**RECORD EXCERPTS:**
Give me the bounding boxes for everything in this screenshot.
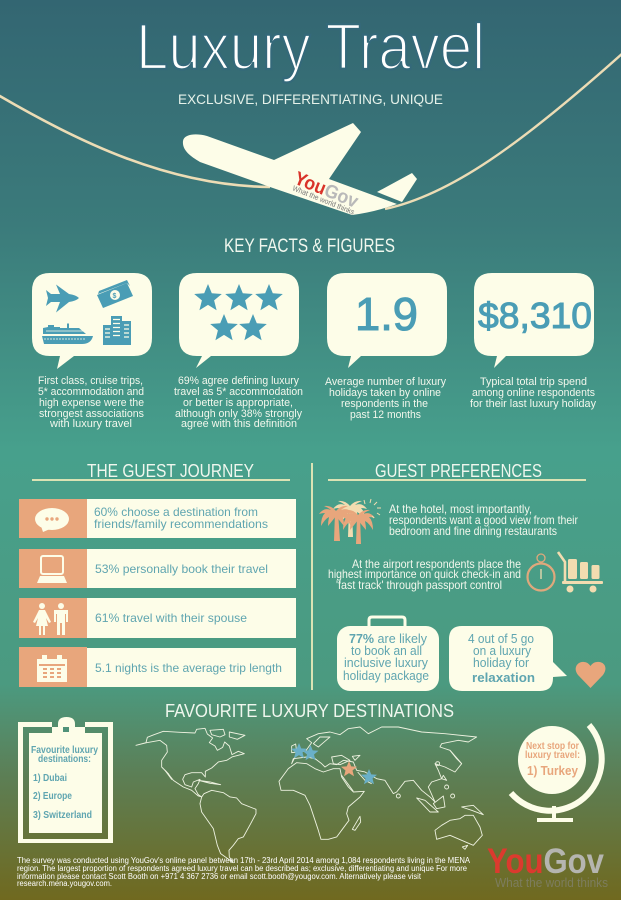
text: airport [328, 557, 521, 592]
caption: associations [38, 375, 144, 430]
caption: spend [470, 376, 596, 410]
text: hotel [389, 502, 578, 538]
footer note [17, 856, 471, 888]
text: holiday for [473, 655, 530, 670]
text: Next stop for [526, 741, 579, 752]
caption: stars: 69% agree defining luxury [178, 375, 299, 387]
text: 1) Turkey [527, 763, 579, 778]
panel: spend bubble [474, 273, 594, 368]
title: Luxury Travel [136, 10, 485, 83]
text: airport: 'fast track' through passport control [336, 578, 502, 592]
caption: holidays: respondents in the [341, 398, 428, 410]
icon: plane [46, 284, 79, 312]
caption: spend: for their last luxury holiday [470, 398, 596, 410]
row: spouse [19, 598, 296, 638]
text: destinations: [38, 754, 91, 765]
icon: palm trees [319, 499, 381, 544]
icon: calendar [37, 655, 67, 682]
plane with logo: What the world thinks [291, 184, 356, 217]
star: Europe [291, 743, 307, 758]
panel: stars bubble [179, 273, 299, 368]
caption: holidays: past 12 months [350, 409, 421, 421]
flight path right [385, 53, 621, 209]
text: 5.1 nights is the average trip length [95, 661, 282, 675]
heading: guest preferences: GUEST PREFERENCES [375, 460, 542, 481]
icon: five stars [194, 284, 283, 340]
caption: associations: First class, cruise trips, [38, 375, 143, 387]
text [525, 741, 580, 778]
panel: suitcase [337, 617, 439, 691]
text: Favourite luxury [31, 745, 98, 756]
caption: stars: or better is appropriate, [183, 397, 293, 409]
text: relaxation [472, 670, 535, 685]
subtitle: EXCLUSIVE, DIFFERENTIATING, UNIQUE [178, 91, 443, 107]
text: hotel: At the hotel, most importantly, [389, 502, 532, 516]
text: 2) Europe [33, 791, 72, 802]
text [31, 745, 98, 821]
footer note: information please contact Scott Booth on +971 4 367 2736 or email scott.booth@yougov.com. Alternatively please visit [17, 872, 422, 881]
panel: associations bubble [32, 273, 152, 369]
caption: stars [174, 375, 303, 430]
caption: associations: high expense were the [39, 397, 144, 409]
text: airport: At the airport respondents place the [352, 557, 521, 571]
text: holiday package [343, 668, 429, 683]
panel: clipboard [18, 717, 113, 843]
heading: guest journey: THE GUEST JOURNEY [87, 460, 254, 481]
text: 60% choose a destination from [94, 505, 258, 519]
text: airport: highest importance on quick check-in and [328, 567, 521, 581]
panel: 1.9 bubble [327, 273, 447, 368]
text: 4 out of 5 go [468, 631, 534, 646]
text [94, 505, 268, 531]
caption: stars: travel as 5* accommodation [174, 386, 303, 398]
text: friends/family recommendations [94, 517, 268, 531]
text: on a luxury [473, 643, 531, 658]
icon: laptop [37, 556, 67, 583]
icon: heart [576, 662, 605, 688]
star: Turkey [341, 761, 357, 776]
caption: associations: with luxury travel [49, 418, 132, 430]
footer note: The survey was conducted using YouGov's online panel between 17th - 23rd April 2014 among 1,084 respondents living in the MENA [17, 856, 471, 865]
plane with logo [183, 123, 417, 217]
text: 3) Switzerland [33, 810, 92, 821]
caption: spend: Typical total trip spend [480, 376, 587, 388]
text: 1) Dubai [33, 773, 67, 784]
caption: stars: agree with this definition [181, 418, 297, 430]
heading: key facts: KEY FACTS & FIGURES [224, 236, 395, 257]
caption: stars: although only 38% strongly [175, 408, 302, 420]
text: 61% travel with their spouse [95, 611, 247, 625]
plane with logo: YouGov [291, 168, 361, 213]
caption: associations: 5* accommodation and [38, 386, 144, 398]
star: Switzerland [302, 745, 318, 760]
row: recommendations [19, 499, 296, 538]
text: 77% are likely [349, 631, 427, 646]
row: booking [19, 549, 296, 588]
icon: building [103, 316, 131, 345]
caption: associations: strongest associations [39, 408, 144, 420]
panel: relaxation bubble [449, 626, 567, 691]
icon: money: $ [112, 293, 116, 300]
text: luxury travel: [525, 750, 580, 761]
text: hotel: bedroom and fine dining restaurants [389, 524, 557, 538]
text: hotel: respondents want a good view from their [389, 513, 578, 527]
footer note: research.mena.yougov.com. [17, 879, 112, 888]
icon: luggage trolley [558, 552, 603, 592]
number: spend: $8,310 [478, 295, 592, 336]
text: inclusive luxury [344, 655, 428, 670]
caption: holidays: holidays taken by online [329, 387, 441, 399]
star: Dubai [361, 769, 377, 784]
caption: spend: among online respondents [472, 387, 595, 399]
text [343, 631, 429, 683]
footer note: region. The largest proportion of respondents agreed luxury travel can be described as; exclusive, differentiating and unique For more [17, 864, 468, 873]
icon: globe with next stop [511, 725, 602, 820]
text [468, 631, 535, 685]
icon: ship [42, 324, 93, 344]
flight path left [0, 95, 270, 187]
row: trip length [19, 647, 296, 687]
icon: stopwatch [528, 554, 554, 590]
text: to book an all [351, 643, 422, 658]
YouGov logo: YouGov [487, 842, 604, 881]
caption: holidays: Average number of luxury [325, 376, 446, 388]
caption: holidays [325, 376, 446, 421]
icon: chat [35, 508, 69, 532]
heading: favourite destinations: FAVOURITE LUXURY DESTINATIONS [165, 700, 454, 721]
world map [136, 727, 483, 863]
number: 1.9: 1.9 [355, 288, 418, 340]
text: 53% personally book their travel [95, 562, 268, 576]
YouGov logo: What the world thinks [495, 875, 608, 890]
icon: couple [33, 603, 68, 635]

**WHAT THE TASK REQUIRES:** How many lines of the material above contain the word "Switzerland"? Reply with the number alone.

**EXERCISE RESULT:** 2